Repeat the records verbatim and leave the pictures out of your copy.

INPUT DATA –

--- Begin ---

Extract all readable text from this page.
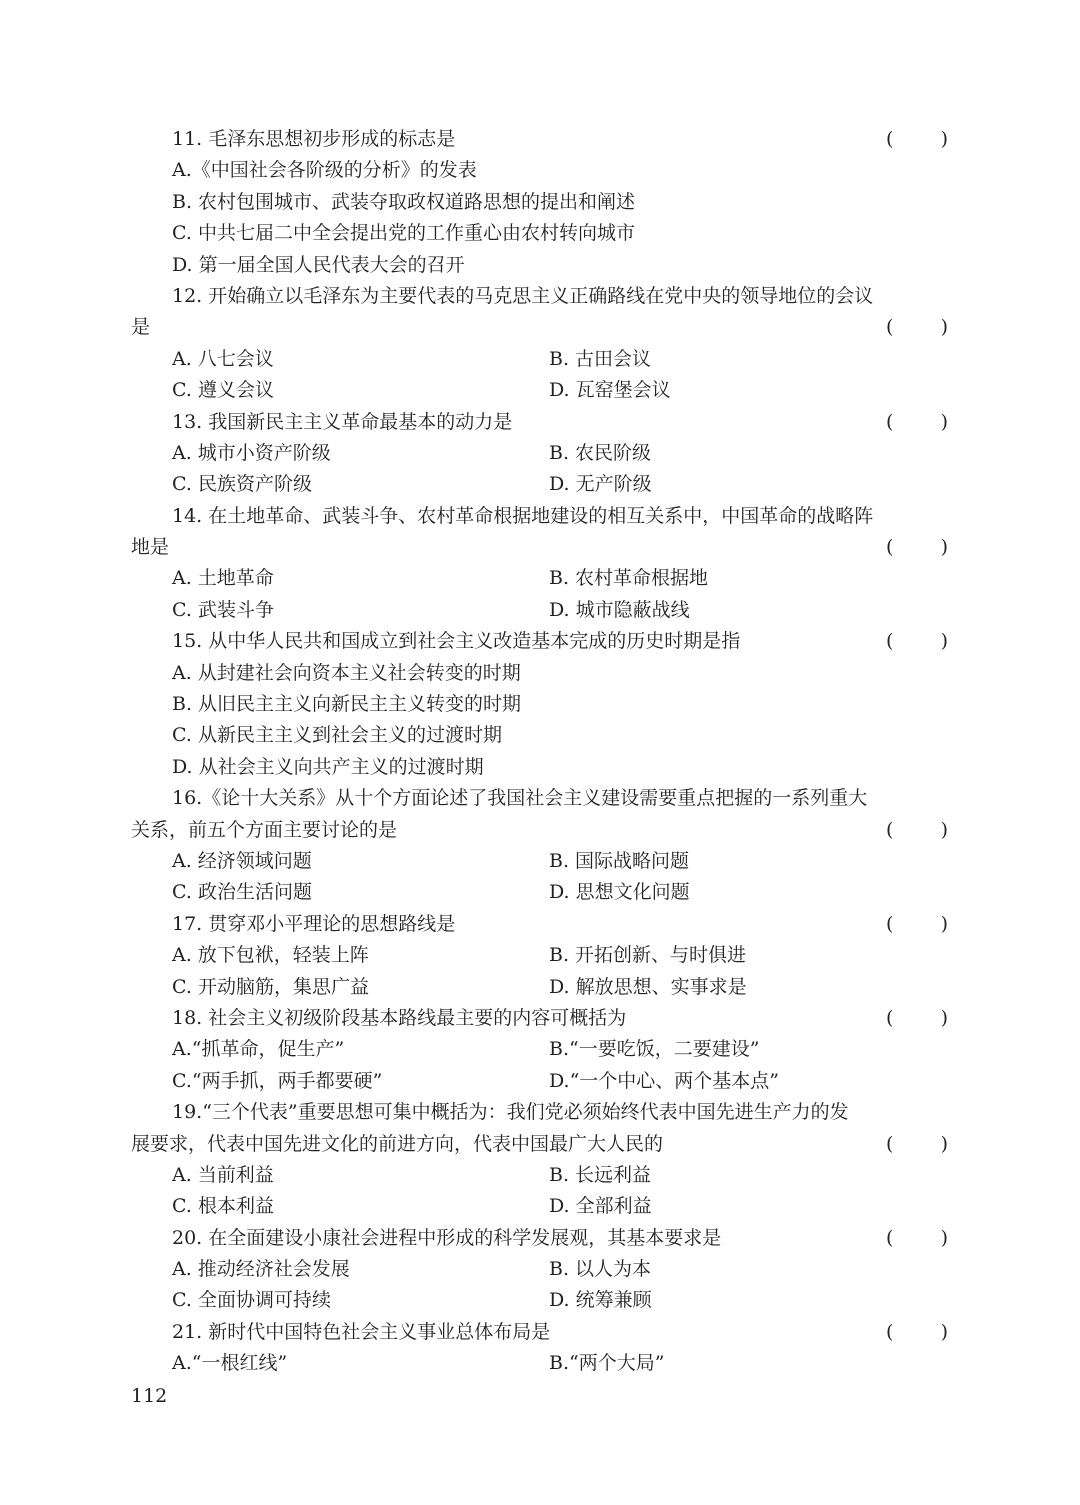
11. 毛泽东思想初步形成的标志是	( )
A.《中国社会各阶级的分析》的发表
B. 农村包围城市、武装夺取政权道路思想的提出和阐述
C. 中共七届二中全会提出党的工作重心由农村转向城市
D. 第一届全国人民代表大会的召开
12. 开始确立以毛泽东为主要代表的马克思主义正确路线在党中央的领导地位的会议
是	( )
A. 八七会议	B. 古田会议
C. 遵义会议	D. 瓦窑堡会议
13. 我国新民主主义革命最基本的动力是	( )
A. 城市小资产阶级	B. 农民阶级
C. 民族资产阶级	D. 无产阶级
14. 在土地革命、武装斗争、农村革命根据地建设的相互关系中，中国革命的战略阵
地是	( )
A. 土地革命	B. 农村革命根据地
C. 武装斗争	D. 城市隐蔽战线
15. 从中华人民共和国成立到社会主义改造基本完成的历史时期是指	( )
A. 从封建社会向资本主义社会转变的时期
B. 从旧民主主义向新民主主义转变的时期
C. 从新民主主义到社会主义的过渡时期
D. 从社会主义向共产主义的过渡时期
16.《论十大关系》从十个方面论述了我国社会主义建设需要重点把握的一系列重大
关系，前五个方面主要讨论的是	( )
A. 经济领域问题	B. 国际战略问题
C. 政治生活问题	D. 思想文化问题
17. 贯穿邓小平理论的思想路线是	( )
A. 放下包袱，轻装上阵	B. 开拓创新、与时俱进
C. 开动脑筋，集思广益	D. 解放思想、实事求是
18. 社会主义初级阶段基本路线最主要的内容可概括为	( )
A.“抓革命，促生产”	B.“一要吃饭，二要建设”
C.“两手抓，两手都要硬”	D.“一个中心、两个基本点”
19.“三个代表”重要思想可集中概括为：我们党必须始终代表中国先进生产力的发
展要求，代表中国先进文化的前进方向，代表中国最广大人民的	( )
A. 当前利益	B. 长远利益
C. 根本利益	D. 全部利益
20. 在全面建设小康社会进程中形成的科学发展观，其基本要求是	( )
A. 推动经济社会发展	B. 以人为本
C. 全面协调可持续	D. 统筹兼顾
21. 新时代中国特色社会主义事业总体布局是	( )
A.“一根红线”	B.“两个大局”
112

--- End ---

RESULT –
Extract all readable text from this page.
11. 毛泽东思想初步形成的标志是	( )
A.《中国社会各阶级的分析》的发表
B. 农村包围城市、武装夺取政权道路思想的提出和阐述
C. 中共七届二中全会提出党的工作重心由农村转向城市
D. 第一届全国人民代表大会的召开
12. 开始确立以毛泽东为主要代表的马克思主义正确路线在党中央的领导地位的会议
是	( )
A. 八七会议	B. 古田会议
C. 遵义会议	D. 瓦窑堡会议
13. 我国新民主主义革命最基本的动力是	( )
A. 城市小资产阶级	B. 农民阶级
C. 民族资产阶级	D. 无产阶级
14. 在土地革命、武装斗争、农村革命根据地建设的相互关系中，中国革命的战略阵
地是	( )
A. 土地革命	B. 农村革命根据地
C. 武装斗争	D. 城市隐蔽战线
15. 从中华人民共和国成立到社会主义改造基本完成的历史时期是指	( )
A. 从封建社会向资本主义社会转变的时期
B. 从旧民主主义向新民主主义转变的时期
C. 从新民主主义到社会主义的过渡时期
D. 从社会主义向共产主义的过渡时期
16.《论十大关系》从十个方面论述了我国社会主义建设需要重点把握的一系列重大
关系，前五个方面主要讨论的是	( )
A. 经济领域问题	B. 国际战略问题
C. 政治生活问题	D. 思想文化问题
17. 贯穿邓小平理论的思想路线是	( )
A. 放下包袱，轻装上阵	B. 开拓创新、与时俱进
C. 开动脑筋，集思广益	D. 解放思想、实事求是
18. 社会主义初级阶段基本路线最主要的内容可概括为	( )
A.“抓革命，促生产”	B.“一要吃饭，二要建设”
C.“两手抓，两手都要硬”	D.“一个中心、两个基本点”
19.“三个代表”重要思想可集中概括为：我们党必须始终代表中国先进生产力的发
展要求，代表中国先进文化的前进方向，代表中国最广大人民的	( )
A. 当前利益	B. 长远利益
C. 根本利益	D. 全部利益
20. 在全面建设小康社会进程中形成的科学发展观，其基本要求是	( )
A. 推动经济社会发展	B. 以人为本
C. 全面协调可持续	D. 统筹兼顾
21. 新时代中国特色社会主义事业总体布局是	( )
A.“一根红线”	B.“两个大局”
112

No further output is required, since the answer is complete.